* _STATED EXERCISE_: Extract every entry word for word.

###

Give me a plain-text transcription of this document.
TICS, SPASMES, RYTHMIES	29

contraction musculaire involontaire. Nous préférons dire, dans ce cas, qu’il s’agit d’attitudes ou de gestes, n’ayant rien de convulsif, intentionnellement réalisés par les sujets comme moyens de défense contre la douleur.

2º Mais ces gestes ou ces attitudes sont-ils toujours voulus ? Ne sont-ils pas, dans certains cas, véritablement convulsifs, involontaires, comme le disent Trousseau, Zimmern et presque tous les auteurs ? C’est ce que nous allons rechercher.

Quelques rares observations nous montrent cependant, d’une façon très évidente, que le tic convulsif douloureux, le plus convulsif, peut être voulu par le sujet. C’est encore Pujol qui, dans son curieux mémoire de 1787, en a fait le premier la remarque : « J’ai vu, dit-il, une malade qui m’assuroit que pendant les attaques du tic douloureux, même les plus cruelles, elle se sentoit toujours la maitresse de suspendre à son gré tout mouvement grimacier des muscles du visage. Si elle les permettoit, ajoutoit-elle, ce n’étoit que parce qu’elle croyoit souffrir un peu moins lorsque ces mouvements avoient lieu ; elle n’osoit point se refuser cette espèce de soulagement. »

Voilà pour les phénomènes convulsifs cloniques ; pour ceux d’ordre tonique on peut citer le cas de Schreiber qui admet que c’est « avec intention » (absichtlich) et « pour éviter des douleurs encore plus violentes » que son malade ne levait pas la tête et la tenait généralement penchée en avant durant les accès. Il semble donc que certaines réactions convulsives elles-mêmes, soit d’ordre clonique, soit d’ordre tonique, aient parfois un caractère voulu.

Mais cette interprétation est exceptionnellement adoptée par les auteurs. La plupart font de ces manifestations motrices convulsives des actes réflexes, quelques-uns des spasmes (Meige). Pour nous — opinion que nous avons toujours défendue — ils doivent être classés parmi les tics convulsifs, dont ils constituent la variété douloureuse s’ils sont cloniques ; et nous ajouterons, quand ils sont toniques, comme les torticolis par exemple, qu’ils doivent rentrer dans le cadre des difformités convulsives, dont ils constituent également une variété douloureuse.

###

* _ANSWER FOR THE TASK_:
Give me a plain-text transcription of this document.
TICS, SPASMES, RYTHMIES	29

contraction musculaire involontaire. Nous préférons dire, dans ce cas, qu’il s’agit d’attitudes ou de gestes, n’ayant rien de convulsif, intentionnellement réalisés par les sujets comme moyens de défense contre la douleur.

2º Mais ces gestes ou ces attitudes sont-ils toujours voulus ? Ne sont-ils pas, dans certains cas, véritablement convulsifs, involontaires, comme le disent Trousseau, Zimmern et presque tous les auteurs ? C’est ce que nous allons rechercher.

Quelques rares observations nous montrent cependant, d’une façon très évidente, que le tic convulsif douloureux, le plus convulsif, peut être voulu par le sujet. C’est encore Pujol qui, dans son curieux mémoire de 1787, en a fait le premier la remarque : « J’ai vu, dit-il, une malade qui m’assuroit que pendant les attaques du tic douloureux, même les plus cruelles, elle se sentoit toujours la maitresse de suspendre à son gré tout mouvement grimacier des muscles du visage. Si elle les permettoit, ajoutoit-elle, ce n’étoit que parce qu’elle croyoit souffrir un peu moins lorsque ces mouvements avoient lieu ; elle n’osoit point se refuser cette espèce de soulagement. »

Voilà pour les phénomènes convulsifs cloniques ; pour ceux d’ordre tonique on peut citer le cas de Schreiber qui admet que c’est « avec intention » (absichtlich) et « pour éviter des douleurs encore plus violentes » que son malade ne levait pas la tête et la tenait généralement penchée en avant durant les accès. Il semble donc que certaines réactions convulsives elles-mêmes, soit d’ordre clonique, soit d’ordre tonique, aient parfois un caractère voulu.

Mais cette interprétation est exceptionnellement adoptée par les auteurs. La plupart font de ces manifestations motrices convulsives des actes réflexes, quelques-uns des spasmes (Meige). Pour nous — opinion que nous avons toujours défendue — ils doivent être classés parmi les tics convulsifs, dont ils constituent la variété douloureuse s’ils sont cloniques ; et nous ajouterons, quand ils sont toniques, comme les torticolis par exemple, qu’ils doivent rentrer dans le cadre des difformités convulsives, dont ils constituent également une variété douloureuse.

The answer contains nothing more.